Texte source:
=-=-=-=-=

L’album Rencontres ouvrait la saison 2 du cycle avec une série d’assassinats contre le réseau de Crandl, l’employeur de Debrah qui cherche à éliminer Sandor G. Weltman. Jill, victime des stryges et ex-membre du réseau Crandl, cherchait à rencontrer Debrah pour trouver un remède contre « le baiser des stryges » qui l’a rendue malade. Même chose pour Nivek qui cherche à soigner Melly, en l’éloignant des griffes de son père.

Dans Défis, Sandor G. Weltman s’empare du grimoire de Vernoncius, qui avait été retrouvé par une bande de role gamers dans Le Maître de Jeu. Tandis que le trio commence son enquête sur Sandor G. Weltman, deux personnages du Clan des chimères, Abeau et Cylinia, qui ont survécu après tant de siècles, les mettent au défi de récupérer le grimoire volé. Au terme d’une lutte personnelle et sexuelle sans merci avec Reese, le lieutenant de Sandor G. Weltman, Debrah reprend le grimoire.

Dans Révélations,  Debrah en apprenait plus sur l’ennemi public n°1 (S.G.W.). Né en 1192, il a traversé les siècles en se mettant au service des stryges. Il parvient enfin à mettre la main sur le grimoire. Nivek et Jill en apprenaient plus également sur l’origine de la maladie inoculée par les stryges, des êtres aux combinaisons ADN plus riches que les humains.

De nouvelles révélations

Abeau et Cylinia révèlent tout : en 1269, un chef de clan stryge psychopathe et cornu, plus connu sous le nom de diable, entre en conflit avec les autres clans. Il est réduit au silence. Mais, pour se venger, il prend possession de l’âme du moine Vernoncius et lui fait rédiger le grimoire fatal, celui qui détient la clé de la destruction des stryges. Les stryges s’affolent. En échange de pouvoirs surnaturels, dont celui d’une grande longévité, ils demandent au fils et à la fille de Payen de Roquebrune de les protéger d’un chimiste allemand à qui ils ont trop fait confiance et qui pourrait s’emparer du grimoire de Vernoncius à des fins funestes : Sandor G. Weltman.

Depuis plusieurs siècles, le frère et la sœur tentent d’empêcher ce puissant sorcier de mettre la main sur le grimoire. Mais cette fois-ci, il y est parvenu. Le trio, Debrah, Jill et Nivek, va tenter de s’interposer. En attendant, il a besoin des pouvoirs d’Abeau et de Cylinia pour guérir Jill et Melly. Mais la guérison va être semée d’embûches.

Manipulations en tous genres

Pour mener l’humanité là où ils le souhaitaient, les stryges ont manipulé un chimiste allemand, puis un frère et une sœur. Sandor G. Weltman, Abeau et Cylinia, Crandl manipulent le trio de combattants vindicatifs. Debrah manipule Jill. Jill manipule son ex-compagne. Le père de Melly manipule sa fille et Nivek. Bref, aucun des personnages ne peut faire un pas sans se demander si c’est bien lui qui a décidé de marcher.

=-=-=-=-=

Données fournies:
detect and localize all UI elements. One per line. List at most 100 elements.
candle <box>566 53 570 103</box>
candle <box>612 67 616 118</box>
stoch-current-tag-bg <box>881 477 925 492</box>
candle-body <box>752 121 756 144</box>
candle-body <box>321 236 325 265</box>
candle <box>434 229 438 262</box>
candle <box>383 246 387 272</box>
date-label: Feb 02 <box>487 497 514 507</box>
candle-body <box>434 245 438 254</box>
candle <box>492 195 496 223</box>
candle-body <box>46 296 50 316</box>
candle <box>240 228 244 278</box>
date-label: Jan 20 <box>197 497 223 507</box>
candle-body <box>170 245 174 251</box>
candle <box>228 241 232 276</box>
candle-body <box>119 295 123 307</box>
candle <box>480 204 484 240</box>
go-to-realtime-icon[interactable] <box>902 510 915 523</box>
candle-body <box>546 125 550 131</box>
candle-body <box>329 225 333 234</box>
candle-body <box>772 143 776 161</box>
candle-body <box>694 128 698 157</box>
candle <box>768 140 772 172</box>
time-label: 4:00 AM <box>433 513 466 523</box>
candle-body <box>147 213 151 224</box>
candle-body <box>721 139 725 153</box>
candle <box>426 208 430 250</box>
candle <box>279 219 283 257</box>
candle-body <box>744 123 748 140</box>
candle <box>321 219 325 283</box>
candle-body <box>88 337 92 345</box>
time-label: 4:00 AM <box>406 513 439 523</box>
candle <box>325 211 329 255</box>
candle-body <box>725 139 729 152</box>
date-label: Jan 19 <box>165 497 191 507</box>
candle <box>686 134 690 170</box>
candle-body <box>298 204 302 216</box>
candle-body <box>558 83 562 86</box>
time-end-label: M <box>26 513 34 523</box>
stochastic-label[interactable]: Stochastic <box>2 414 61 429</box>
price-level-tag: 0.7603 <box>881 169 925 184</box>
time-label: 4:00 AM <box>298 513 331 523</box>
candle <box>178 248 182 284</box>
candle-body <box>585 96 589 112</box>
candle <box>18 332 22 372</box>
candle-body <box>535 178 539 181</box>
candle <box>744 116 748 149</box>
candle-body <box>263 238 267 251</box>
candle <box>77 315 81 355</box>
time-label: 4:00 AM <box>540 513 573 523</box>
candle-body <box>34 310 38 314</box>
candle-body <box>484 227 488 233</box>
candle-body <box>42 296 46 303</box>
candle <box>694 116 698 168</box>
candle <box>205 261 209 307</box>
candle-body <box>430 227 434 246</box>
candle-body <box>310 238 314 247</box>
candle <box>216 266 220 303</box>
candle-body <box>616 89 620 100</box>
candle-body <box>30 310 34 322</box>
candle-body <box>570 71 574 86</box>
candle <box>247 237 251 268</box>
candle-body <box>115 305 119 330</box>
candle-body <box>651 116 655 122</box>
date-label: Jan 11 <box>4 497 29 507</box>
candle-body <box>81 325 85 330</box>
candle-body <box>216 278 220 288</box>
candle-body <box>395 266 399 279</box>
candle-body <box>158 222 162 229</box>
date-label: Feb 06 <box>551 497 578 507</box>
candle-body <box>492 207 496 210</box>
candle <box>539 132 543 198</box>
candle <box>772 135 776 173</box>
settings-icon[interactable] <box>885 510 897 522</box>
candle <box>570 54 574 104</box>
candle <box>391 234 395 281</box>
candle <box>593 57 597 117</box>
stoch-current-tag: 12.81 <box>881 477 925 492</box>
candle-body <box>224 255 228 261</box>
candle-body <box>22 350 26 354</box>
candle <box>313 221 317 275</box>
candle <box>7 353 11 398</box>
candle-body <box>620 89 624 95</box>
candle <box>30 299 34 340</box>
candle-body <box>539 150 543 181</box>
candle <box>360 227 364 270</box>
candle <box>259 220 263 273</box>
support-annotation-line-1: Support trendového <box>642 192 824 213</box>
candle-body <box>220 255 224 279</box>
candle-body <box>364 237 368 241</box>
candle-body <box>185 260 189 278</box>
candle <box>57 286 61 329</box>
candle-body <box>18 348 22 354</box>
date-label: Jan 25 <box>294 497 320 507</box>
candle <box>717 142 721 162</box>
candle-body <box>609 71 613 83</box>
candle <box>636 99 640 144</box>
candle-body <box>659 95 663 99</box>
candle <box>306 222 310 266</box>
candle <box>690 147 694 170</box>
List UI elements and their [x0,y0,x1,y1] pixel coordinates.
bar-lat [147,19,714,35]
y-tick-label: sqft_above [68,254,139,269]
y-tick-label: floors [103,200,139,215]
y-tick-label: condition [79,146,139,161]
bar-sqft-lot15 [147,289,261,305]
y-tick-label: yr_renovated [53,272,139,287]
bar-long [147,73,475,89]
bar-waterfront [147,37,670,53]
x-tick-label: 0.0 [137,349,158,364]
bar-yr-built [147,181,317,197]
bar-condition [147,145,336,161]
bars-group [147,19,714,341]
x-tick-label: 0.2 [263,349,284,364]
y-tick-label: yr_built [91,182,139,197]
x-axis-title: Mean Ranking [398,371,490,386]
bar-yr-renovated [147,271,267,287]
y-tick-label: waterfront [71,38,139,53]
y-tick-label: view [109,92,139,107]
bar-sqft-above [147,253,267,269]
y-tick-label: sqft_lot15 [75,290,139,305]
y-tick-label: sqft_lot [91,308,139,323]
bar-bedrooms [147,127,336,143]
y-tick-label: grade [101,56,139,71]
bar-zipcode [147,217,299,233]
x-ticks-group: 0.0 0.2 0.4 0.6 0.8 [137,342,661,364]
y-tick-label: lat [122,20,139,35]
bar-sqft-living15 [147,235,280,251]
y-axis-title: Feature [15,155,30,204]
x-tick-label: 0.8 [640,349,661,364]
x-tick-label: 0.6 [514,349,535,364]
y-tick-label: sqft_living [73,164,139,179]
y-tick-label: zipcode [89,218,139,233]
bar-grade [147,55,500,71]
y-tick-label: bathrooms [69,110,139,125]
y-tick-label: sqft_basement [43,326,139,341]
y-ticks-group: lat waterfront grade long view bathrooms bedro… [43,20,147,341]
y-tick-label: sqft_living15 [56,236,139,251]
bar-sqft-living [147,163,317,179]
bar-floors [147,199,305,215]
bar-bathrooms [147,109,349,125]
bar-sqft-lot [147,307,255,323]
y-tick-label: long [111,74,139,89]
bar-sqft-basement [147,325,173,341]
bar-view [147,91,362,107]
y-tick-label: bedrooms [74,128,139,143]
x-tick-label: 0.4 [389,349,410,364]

=-=-=-=-=

Objectif visé:
Reproduisez fidèlement le passage du texte source allant de « L’album Rencontres ouvrait » à « de son père. ».

Zone de réponse:
L’album Rencontres ouvrait la saison 2 du cycle avec une série d’assassinats contre le réseau de Crandl, l’employeur de Debrah qui cherche à éliminer Sandor G. Weltman. Jill, victime des stryges et ex-membre du réseau Crandl, cherchait à rencontrer Debrah pour trouver un remède contre « le baiser des stryges » qui l’a rendue malade. Même chose pour Nivek qui cherche à soigner Melly, en l’éloignant des griffes de son père.